→ **Challenge**:
Convert each line of the material below into a row of a Markdown table with two columns, Row and Material line, numbering the rows and skipping blank lines. Leave the pictures out of the table.

→ **Records for processing**:

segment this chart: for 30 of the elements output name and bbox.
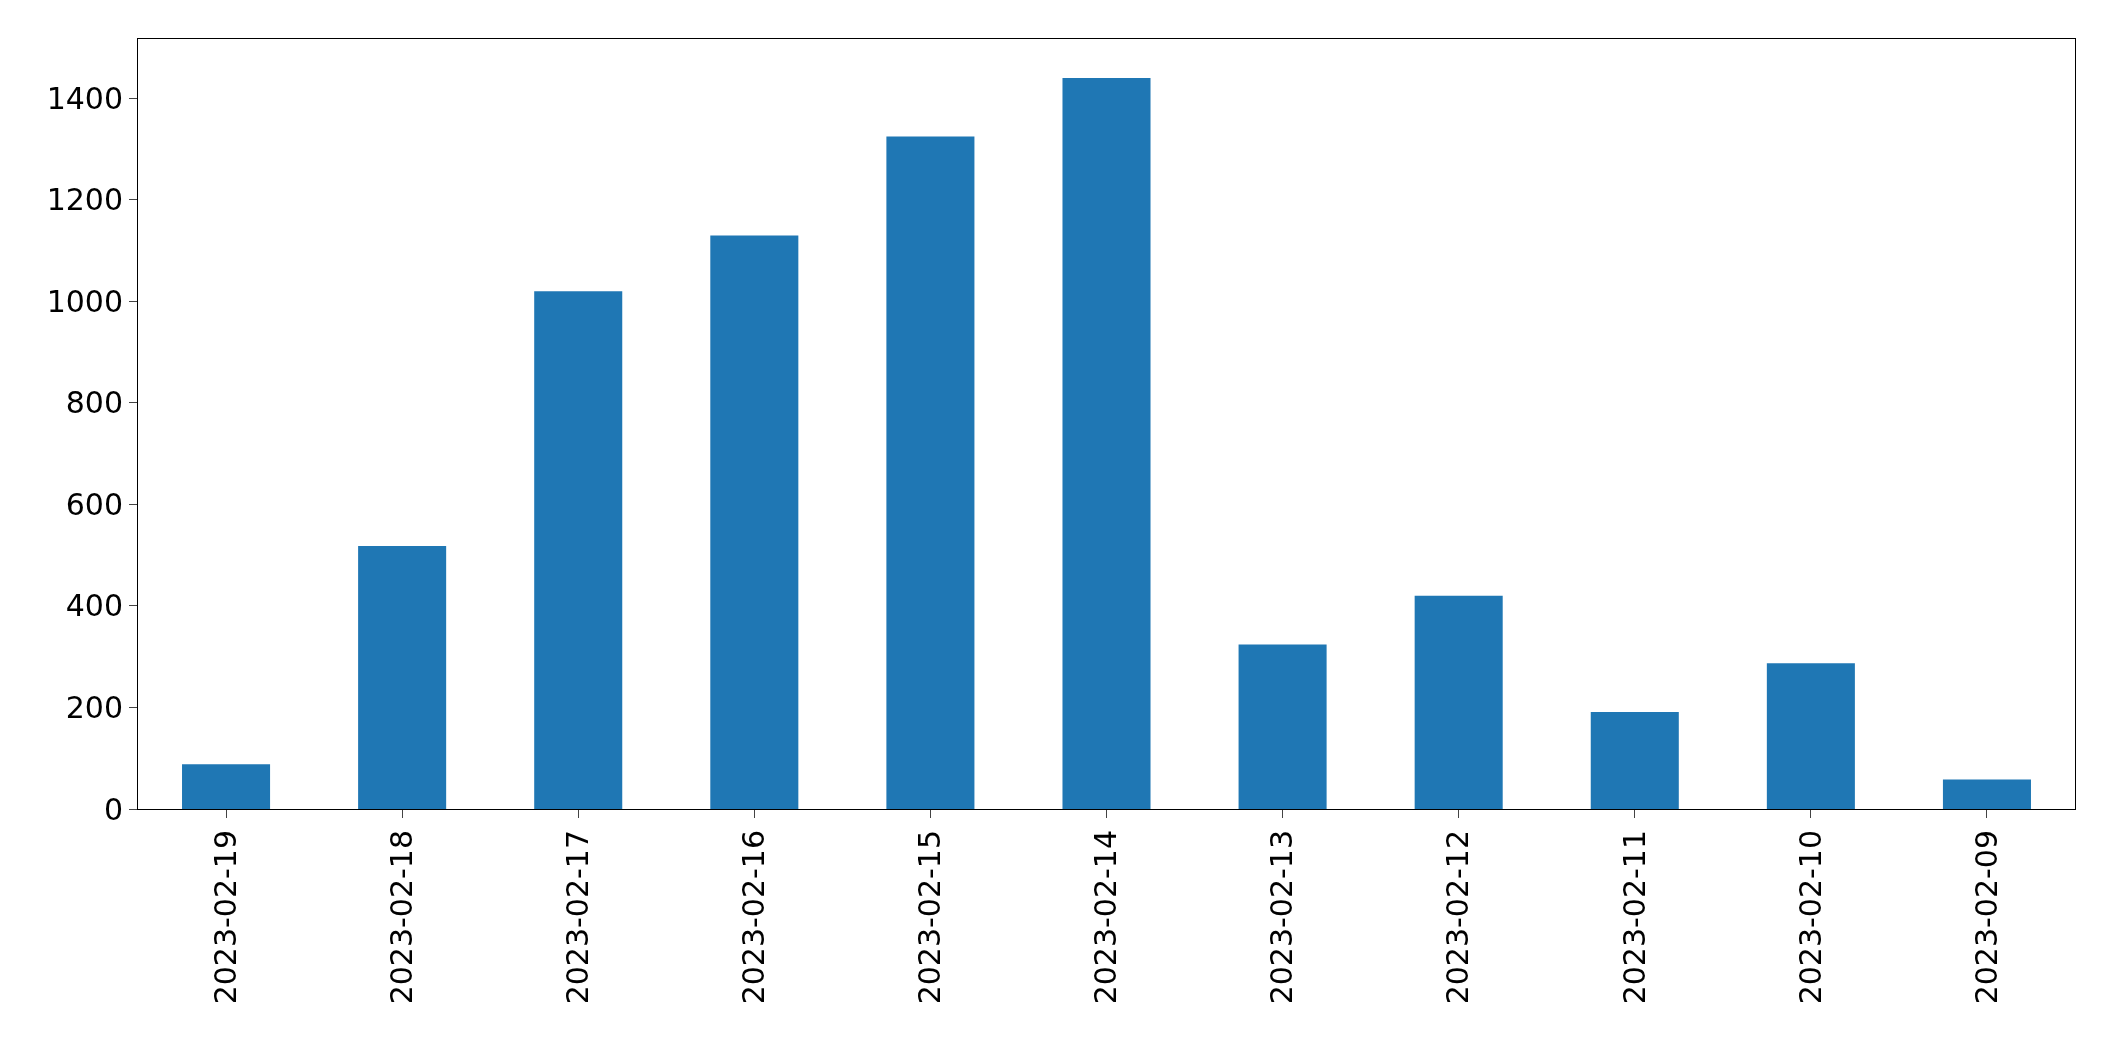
x-tick-label: 2023-02-18 [383, 830, 419, 1005]
bar [1942, 779, 2031, 809]
y-tick-label: 0 [103, 791, 123, 827]
y-tick-label: 1000 [46, 283, 123, 319]
x-tick-label: 2023-02-16 [736, 830, 772, 1005]
x-tick-label: 2023-02-10 [1792, 830, 1828, 1005]
y-tick-label: 800 [65, 385, 123, 421]
y-tick-label: 600 [65, 486, 123, 522]
bar [1238, 644, 1327, 809]
bar [182, 764, 271, 809]
bar [358, 546, 447, 809]
bar [710, 235, 799, 809]
y-tick-label: 1200 [46, 182, 123, 218]
y-tick-label: 1400 [46, 80, 123, 116]
x-tick-label: 2023-02-19 [207, 830, 243, 1005]
y-tick-label: 200 [65, 689, 123, 725]
bar [534, 291, 623, 809]
y-tick-label: 400 [65, 588, 123, 624]
bar [1414, 595, 1503, 809]
bar [886, 136, 975, 809]
x-tick-label: 2023-02-09 [1968, 830, 2004, 1005]
bar [1062, 78, 1151, 809]
x-tick-label: 2023-02-14 [1088, 830, 1124, 1005]
x-tick-label: 2023-02-17 [559, 830, 595, 1005]
x-tick-label: 2023-02-13 [1264, 830, 1300, 1005]
bar [1766, 663, 1855, 809]
bar [1590, 712, 1679, 809]
x-tick-label: 2023-02-15 [912, 830, 948, 1005]
x-tick-label: 2023-02-12 [1440, 830, 1476, 1005]
x-tick-label: 2023-02-11 [1616, 830, 1652, 1005]
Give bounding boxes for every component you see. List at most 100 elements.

→ **Exercise response**:
| Row | Material line |
|---|---|
| 1 | segment this chart: for 30 of the elements output name and bbox. |
| 2 | x-tick-label: 2023-02-18 [383, 830, 419, 1005] |
| 3 | bar [1942, 779, 2031, 809] |
| 4 | y-tick-label: 0 [103, 791, 123, 827] |
| 5 | y-tick-label: 1000 [46, 283, 123, 319] |
| 6 | x-tick-label: 2023-02-16 [736, 830, 772, 1005] |
| 7 | x-tick-label: 2023-02-10 [1792, 830, 1828, 1005] |
| 8 | y-tick-label: 800 [65, 385, 123, 421] |
| 9 | y-tick-label: 600 [65, 486, 123, 522] |
| 10 | bar [1238, 644, 1327, 809] |
| 11 | bar [182, 764, 271, 809] |
| 12 | bar [358, 546, 447, 809] |
| 13 | bar [710, 235, 799, 809] |
| 14 | y-tick-label: 1200 [46, 182, 123, 218] |
| 15 | y-tick-label: 1400 [46, 80, 123, 116] |
| 16 | x-tick-label: 2023-02-19 [207, 830, 243, 1005] |
| 17 | y-tick-label: 200 [65, 689, 123, 725] |
| 18 | bar [534, 291, 623, 809] |
| 19 | y-tick-label: 400 [65, 588, 123, 624] |
| 20 | bar [1414, 595, 1503, 809] |
| 21 | bar [886, 136, 975, 809] |
| 22 | x-tick-label: 2023-02-09 [1968, 830, 2004, 1005] |
| 23 | bar [1062, 78, 1151, 809] |
| 24 | x-tick-label: 2023-02-14 [1088, 830, 1124, 1005] |
| 25 | x-tick-label: 2023-02-17 [559, 830, 595, 1005] |
| 26 | x-tick-label: 2023-02-13 [1264, 830, 1300, 1005] |
| 27 | bar [1766, 663, 1855, 809] |
| 28 | bar [1590, 712, 1679, 809] |
| 29 | x-tick-label: 2023-02-15 [912, 830, 948, 1005] |
| 30 | x-tick-label: 2023-02-12 [1440, 830, 1476, 1005] |
| 31 | x-tick-label: 2023-02-11 [1616, 830, 1652, 1005] |
| 32 | Give bounding boxes for every component you see. List at most 100 elements. |